What you have to do: Can you write out all of the material below, word for word?
-------
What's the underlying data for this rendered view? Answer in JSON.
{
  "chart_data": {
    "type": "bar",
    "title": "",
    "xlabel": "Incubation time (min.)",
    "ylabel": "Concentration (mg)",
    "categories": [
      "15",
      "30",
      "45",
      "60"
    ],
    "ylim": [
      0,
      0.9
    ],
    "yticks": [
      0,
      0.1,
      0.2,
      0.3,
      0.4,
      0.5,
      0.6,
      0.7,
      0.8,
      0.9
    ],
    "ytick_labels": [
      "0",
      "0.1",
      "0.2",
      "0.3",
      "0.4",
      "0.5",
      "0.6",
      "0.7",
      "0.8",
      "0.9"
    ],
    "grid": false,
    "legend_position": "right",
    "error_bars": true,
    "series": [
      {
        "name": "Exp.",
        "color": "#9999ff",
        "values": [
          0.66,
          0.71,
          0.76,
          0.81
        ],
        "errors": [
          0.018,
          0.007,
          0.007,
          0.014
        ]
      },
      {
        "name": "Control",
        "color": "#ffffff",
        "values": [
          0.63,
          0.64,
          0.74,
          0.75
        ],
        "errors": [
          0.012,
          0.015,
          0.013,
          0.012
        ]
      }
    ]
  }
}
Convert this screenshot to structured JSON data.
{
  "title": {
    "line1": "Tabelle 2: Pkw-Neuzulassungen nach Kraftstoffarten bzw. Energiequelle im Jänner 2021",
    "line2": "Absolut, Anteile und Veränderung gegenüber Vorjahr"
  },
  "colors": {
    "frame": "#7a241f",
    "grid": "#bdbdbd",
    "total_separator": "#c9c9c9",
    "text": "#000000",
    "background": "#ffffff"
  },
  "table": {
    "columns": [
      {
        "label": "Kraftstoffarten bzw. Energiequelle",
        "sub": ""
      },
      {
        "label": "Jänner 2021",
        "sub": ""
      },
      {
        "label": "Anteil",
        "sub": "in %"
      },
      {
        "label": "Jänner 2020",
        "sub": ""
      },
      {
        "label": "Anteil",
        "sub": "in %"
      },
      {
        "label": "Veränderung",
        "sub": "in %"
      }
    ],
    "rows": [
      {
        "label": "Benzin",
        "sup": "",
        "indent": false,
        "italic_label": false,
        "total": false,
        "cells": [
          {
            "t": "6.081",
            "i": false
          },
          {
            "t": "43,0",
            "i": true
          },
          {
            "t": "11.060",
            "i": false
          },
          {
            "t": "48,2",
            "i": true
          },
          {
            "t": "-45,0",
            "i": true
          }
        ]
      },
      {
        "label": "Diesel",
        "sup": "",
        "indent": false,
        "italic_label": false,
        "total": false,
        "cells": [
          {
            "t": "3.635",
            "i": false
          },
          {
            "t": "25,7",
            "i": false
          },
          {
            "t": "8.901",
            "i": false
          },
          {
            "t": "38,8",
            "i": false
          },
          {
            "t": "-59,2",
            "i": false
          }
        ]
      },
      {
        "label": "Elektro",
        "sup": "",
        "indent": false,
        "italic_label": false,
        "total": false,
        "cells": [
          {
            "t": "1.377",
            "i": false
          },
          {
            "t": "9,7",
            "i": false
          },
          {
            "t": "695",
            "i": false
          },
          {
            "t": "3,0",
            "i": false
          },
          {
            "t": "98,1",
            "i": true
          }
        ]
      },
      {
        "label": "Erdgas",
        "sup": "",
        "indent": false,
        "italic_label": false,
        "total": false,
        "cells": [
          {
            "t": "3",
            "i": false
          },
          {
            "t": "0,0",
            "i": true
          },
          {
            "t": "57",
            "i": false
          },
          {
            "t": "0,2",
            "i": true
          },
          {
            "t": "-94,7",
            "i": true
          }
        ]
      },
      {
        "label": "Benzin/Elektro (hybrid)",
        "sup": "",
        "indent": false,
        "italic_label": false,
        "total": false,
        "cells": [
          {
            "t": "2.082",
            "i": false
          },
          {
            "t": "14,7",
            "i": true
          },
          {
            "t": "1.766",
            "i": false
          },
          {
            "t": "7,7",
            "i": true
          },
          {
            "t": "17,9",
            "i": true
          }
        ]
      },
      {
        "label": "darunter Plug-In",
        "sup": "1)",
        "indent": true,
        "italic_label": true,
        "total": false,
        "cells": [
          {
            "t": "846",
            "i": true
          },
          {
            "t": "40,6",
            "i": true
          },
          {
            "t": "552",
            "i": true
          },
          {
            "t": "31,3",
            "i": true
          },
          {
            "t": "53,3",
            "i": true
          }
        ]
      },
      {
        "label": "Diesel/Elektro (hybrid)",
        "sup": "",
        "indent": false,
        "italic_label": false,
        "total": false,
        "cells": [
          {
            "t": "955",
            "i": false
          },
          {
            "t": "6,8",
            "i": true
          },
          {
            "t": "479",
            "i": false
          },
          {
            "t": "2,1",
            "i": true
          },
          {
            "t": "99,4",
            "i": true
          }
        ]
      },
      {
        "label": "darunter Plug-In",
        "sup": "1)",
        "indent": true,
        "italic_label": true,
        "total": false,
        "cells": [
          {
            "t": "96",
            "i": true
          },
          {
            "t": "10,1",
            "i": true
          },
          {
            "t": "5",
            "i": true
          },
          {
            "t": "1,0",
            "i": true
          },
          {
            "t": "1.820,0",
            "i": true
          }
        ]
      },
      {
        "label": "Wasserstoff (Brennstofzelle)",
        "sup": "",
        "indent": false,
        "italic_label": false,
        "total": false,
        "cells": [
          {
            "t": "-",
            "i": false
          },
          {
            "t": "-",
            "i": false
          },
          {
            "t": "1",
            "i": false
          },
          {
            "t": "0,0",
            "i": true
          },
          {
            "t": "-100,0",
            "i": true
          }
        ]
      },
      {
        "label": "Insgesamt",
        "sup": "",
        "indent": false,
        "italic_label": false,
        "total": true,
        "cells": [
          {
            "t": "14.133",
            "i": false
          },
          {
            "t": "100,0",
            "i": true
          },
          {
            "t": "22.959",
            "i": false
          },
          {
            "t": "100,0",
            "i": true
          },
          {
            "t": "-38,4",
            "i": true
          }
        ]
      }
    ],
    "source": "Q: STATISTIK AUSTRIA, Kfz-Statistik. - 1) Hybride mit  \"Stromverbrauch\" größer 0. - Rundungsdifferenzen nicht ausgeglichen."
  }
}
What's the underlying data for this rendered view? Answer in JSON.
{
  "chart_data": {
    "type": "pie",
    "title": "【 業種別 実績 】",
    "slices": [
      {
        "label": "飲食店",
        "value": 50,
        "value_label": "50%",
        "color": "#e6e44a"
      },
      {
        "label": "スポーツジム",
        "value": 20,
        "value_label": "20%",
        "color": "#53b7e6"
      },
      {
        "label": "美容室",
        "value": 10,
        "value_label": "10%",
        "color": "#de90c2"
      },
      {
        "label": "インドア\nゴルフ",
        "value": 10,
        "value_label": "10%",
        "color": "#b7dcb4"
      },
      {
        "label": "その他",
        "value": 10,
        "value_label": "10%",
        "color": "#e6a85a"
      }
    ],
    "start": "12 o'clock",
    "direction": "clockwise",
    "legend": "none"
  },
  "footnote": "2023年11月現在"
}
-------
Finished exercise:
What's the underlying data for this rendered view? Answer in JSON.
{
  "chart_data": {
    "type": "bar",
    "title": "",
    "xlabel": "Incubation time (min.)",
    "ylabel": "Concentration (mg)",
    "categories": [
      "15",
      "30",
      "45",
      "60"
    ],
    "ylim": [
      0,
      0.9
    ],
    "yticks": [
      0,
      0.1,
      0.2,
      0.3,
      0.4,
      0.5,
      0.6,
      0.7,
      0.8,
      0.9
    ],
    "ytick_labels": [
      "0",
      "0.1",
      "0.2",
      "0.3",
      "0.4",
      "0.5",
      "0.6",
      "0.7",
      "0.8",
      "0.9"
    ],
    "grid": false,
    "legend_position": "right",
    "error_bars": true,
    "series": [
      {
        "name": "Exp.",
        "color": "#9999ff",
        "values": [
          0.66,
          0.71,
          0.76,
          0.81
        ],
        "errors": [
          0.018,
          0.007,
          0.007,
          0.014
        ]
      },
      {
        "name": "Control",
        "color": "#ffffff",
        "values": [
          0.63,
          0.64,
          0.74,
          0.75
        ],
        "errors": [
          0.012,
          0.015,
          0.013,
          0.012
        ]
      }
    ]
  }
}
Convert this screenshot to structured JSON data.
{
  "title": {
    "line1": "Tabelle 2: Pkw-Neuzulassungen nach Kraftstoffarten bzw. Energiequelle im Jänner 2021",
    "line2": "Absolut, Anteile und Veränderung gegenüber Vorjahr"
  },
  "colors": {
    "frame": "#7a241f",
    "grid": "#bdbdbd",
    "total_separator": "#c9c9c9",
    "text": "#000000",
    "background": "#ffffff"
  },
  "table": {
    "columns": [
      {
        "label": "Kraftstoffarten bzw. Energiequelle",
        "sub": ""
      },
      {
        "label": "Jänner 2021",
        "sub": ""
      },
      {
        "label": "Anteil",
        "sub": "in %"
      },
      {
        "label": "Jänner 2020",
        "sub": ""
      },
      {
        "label": "Anteil",
        "sub": "in %"
      },
      {
        "label": "Veränderung",
        "sub": "in %"
      }
    ],
    "rows": [
      {
        "label": "Benzin",
        "sup": "",
        "indent": false,
        "italic_label": false,
        "total": false,
        "cells": [
          {
            "t": "6.081",
            "i": false
          },
          {
            "t": "43,0",
            "i": true
          },
          {
            "t": "11.060",
            "i": false
          },
          {
            "t": "48,2",
            "i": true
          },
          {
            "t": "-45,0",
            "i": true
          }
        ]
      },
      {
        "label": "Diesel",
        "sup": "",
        "indent": false,
        "italic_label": false,
        "total": false,
        "cells": [
          {
            "t": "3.635",
            "i": false
          },
          {
            "t": "25,7",
            "i": false
          },
          {
            "t": "8.901",
            "i": false
          },
          {
            "t": "38,8",
            "i": false
          },
          {
            "t": "-59,2",
            "i": false
          }
        ]
      },
      {
        "label": "Elektro",
        "sup": "",
        "indent": false,
        "italic_label": false,
        "total": false,
        "cells": [
          {
            "t": "1.377",
            "i": false
          },
          {
            "t": "9,7",
            "i": false
          },
          {
            "t": "695",
            "i": false
          },
          {
            "t": "3,0",
            "i": false
          },
          {
            "t": "98,1",
            "i": true
          }
        ]
      },
      {
        "label": "Erdgas",
        "sup": "",
        "indent": false,
        "italic_label": false,
        "total": false,
        "cells": [
          {
            "t": "3",
            "i": false
          },
          {
            "t": "0,0",
            "i": true
          },
          {
            "t": "57",
            "i": false
          },
          {
            "t": "0,2",
            "i": true
          },
          {
            "t": "-94,7",
            "i": true
          }
        ]
      },
      {
        "label": "Benzin/Elektro (hybrid)",
        "sup": "",
        "indent": false,
        "italic_label": false,
        "total": false,
        "cells": [
          {
            "t": "2.082",
            "i": false
          },
          {
            "t": "14,7",
            "i": true
          },
          {
            "t": "1.766",
            "i": false
          },
          {
            "t": "7,7",
            "i": true
          },
          {
            "t": "17,9",
            "i": true
          }
        ]
      },
      {
        "label": "darunter Plug-In",
        "sup": "1)",
        "indent": true,
        "italic_label": true,
        "total": false,
        "cells": [
          {
            "t": "846",
            "i": true
          },
          {
            "t": "40,6",
            "i": true
          },
          {
            "t": "552",
            "i": true
          },
          {
            "t": "31,3",
            "i": true
          },
          {
            "t": "53,3",
            "i": true
          }
        ]
      },
      {
        "label": "Diesel/Elektro (hybrid)",
        "sup": "",
        "indent": false,
        "italic_label": false,
        "total": false,
        "cells": [
          {
            "t": "955",
            "i": false
          },
          {
            "t": "6,8",
            "i": true
          },
          {
            "t": "479",
            "i": false
          },
          {
            "t": "2,1",
            "i": true
          },
          {
            "t": "99,4",
            "i": true
          }
        ]
      },
      {
        "label": "darunter Plug-In",
        "sup": "1)",
        "indent": true,
        "italic_label": true,
        "total": false,
        "cells": [
          {
            "t": "96",
            "i": true
          },
          {
            "t": "10,1",
            "i": true
          },
          {
            "t": "5",
            "i": true
          },
          {
            "t": "1,0",
            "i": true
          },
          {
            "t": "1.820,0",
            "i": true
          }
        ]
      },
      {
        "label": "Wasserstoff (Brennstofzelle)",
        "sup": "",
        "indent": false,
        "italic_label": false,
        "total": false,
        "cells": [
          {
            "t": "-",
            "i": false
          },
          {
            "t": "-",
            "i": false
          },
          {
            "t": "1",
            "i": false
          },
          {
            "t": "0,0",
            "i": true
          },
          {
            "t": "-100,0",
            "i": true
          }
        ]
      },
      {
        "label": "Insgesamt",
        "sup": "",
        "indent": false,
        "italic_label": false,
        "total": true,
        "cells": [
          {
            "t": "14.133",
            "i": false
          },
          {
            "t": "100,0",
            "i": true
          },
          {
            "t": "22.959",
            "i": false
          },
          {
            "t": "100,0",
            "i": true
          },
          {
            "t": "-38,4",
            "i": true
          }
        ]
      }
    ],
    "source": "Q: STATISTIK AUSTRIA, Kfz-Statistik. - 1) Hybride mit  \"Stromverbrauch\" größer 0. - Rundungsdifferenzen nicht ausgeglichen."
  }
}
What's the underlying data for this rendered view? Answer in JSON.
{
  "chart_data": {
    "type": "pie",
    "title": "【 業種別 実績 】",
    "slices": [
      {
        "label": "飲食店",
        "value": 50,
        "value_label": "50%",
        "color": "#e6e44a"
      },
      {
        "label": "スポーツジム",
        "value": 20,
        "value_label": "20%",
        "color": "#53b7e6"
      },
      {
        "label": "美容室",
        "value": 10,
        "value_label": "10%",
        "color": "#de90c2"
      },
      {
        "label": "インドア\nゴルフ",
        "value": 10,
        "value_label": "10%",
        "color": "#b7dcb4"
      },
      {
        "label": "その他",
        "value": 10,
        "value_label": "10%",
        "color": "#e6a85a"
      }
    ],
    "start": "12 o'clock",
    "direction": "clockwise",
    "legend": "none"
  },
  "footnote": "2023年11月現在"
}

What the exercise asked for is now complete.